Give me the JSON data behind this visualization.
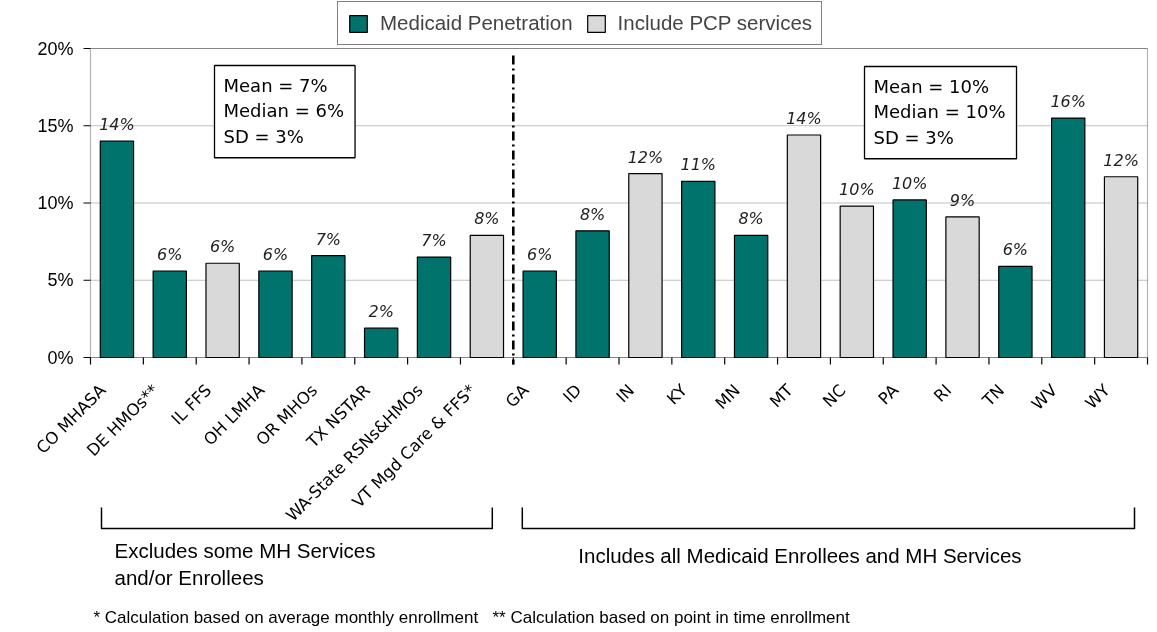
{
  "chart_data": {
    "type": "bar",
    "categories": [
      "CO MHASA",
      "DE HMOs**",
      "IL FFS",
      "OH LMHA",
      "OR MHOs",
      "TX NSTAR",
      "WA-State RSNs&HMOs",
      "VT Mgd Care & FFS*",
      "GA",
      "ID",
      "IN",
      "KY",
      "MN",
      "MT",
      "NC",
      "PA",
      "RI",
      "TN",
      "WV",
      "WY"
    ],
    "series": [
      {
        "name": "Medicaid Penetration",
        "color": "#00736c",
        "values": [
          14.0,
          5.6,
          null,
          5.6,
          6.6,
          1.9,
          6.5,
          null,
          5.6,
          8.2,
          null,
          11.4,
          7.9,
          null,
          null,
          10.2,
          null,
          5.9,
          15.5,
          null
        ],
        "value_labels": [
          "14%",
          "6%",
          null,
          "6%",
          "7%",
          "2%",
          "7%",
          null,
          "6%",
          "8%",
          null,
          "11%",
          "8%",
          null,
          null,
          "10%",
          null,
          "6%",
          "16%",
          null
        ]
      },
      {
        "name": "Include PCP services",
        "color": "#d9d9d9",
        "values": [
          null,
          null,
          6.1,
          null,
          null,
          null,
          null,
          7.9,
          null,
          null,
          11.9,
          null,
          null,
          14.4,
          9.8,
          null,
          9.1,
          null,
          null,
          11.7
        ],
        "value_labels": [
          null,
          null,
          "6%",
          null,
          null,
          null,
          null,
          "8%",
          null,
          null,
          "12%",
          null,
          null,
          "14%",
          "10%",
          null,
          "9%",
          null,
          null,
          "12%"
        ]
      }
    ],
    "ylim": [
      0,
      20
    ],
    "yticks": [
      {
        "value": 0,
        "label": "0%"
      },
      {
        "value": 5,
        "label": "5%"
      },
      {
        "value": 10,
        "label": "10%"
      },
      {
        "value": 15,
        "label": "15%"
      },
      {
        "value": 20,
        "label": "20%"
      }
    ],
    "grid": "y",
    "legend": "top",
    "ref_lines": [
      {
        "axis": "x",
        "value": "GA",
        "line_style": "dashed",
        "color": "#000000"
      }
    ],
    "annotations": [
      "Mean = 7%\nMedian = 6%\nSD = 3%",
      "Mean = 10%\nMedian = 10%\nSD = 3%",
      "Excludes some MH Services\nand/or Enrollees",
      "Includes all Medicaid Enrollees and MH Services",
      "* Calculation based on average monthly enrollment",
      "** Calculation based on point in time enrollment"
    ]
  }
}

---

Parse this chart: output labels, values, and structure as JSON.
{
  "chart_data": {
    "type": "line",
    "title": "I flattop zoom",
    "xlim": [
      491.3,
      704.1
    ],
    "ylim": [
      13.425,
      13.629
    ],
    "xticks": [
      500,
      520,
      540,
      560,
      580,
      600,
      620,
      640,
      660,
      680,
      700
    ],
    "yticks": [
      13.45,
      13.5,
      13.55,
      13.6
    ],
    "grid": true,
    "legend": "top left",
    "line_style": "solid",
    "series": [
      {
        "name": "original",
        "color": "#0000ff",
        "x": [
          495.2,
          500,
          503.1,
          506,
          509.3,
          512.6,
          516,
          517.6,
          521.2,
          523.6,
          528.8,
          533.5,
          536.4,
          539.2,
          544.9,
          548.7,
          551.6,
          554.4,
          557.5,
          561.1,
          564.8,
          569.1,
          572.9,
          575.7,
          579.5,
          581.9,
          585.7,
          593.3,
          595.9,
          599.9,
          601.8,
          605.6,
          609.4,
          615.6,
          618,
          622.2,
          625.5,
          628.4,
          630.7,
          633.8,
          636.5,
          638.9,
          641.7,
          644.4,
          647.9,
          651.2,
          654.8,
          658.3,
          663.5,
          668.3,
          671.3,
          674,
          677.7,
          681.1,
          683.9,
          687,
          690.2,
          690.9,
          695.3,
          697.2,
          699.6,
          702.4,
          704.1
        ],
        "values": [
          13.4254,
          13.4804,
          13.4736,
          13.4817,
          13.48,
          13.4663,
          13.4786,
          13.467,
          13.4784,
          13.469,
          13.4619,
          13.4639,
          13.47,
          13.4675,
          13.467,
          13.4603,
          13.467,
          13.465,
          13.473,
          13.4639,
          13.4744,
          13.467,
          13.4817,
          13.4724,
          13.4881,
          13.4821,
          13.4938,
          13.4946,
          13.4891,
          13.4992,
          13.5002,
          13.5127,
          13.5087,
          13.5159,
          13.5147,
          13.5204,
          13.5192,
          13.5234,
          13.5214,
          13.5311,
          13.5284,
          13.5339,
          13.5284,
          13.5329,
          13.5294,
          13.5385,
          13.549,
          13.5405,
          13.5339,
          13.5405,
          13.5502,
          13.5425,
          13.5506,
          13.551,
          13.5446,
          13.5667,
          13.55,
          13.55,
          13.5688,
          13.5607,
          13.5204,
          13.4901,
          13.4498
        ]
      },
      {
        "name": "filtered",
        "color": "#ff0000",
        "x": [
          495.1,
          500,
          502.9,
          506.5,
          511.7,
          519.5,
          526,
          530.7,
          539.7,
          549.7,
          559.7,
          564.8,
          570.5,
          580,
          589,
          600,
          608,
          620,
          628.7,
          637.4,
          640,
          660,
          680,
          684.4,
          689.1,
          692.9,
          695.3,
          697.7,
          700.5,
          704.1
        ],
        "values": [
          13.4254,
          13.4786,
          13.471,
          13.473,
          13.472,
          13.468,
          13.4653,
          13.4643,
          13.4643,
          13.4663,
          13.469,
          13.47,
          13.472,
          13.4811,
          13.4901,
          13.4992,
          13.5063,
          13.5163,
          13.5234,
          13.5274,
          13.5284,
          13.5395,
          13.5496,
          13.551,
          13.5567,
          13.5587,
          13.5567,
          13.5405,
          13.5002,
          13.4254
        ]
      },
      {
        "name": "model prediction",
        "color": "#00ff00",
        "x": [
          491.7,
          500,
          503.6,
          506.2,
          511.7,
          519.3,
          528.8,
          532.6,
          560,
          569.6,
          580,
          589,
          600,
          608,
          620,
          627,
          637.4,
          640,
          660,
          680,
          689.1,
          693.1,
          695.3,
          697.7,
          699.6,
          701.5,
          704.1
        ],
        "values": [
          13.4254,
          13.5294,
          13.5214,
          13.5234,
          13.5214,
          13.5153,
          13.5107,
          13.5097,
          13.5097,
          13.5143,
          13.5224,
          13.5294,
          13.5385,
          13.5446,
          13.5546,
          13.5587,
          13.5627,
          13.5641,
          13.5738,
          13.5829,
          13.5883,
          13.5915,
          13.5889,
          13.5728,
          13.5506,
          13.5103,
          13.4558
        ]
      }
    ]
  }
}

==

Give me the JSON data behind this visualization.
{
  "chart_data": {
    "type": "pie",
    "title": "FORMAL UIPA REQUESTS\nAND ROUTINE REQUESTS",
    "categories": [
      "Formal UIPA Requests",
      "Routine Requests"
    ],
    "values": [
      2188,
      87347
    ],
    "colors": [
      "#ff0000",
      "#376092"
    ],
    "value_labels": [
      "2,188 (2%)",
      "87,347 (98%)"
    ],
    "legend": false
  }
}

Exercise aim
From the data above, gather every line that includes the word "enrollment".

Written answer
      "* Calculation based on average monthly enrollment",
      "** Calculation based on point in time enrollment"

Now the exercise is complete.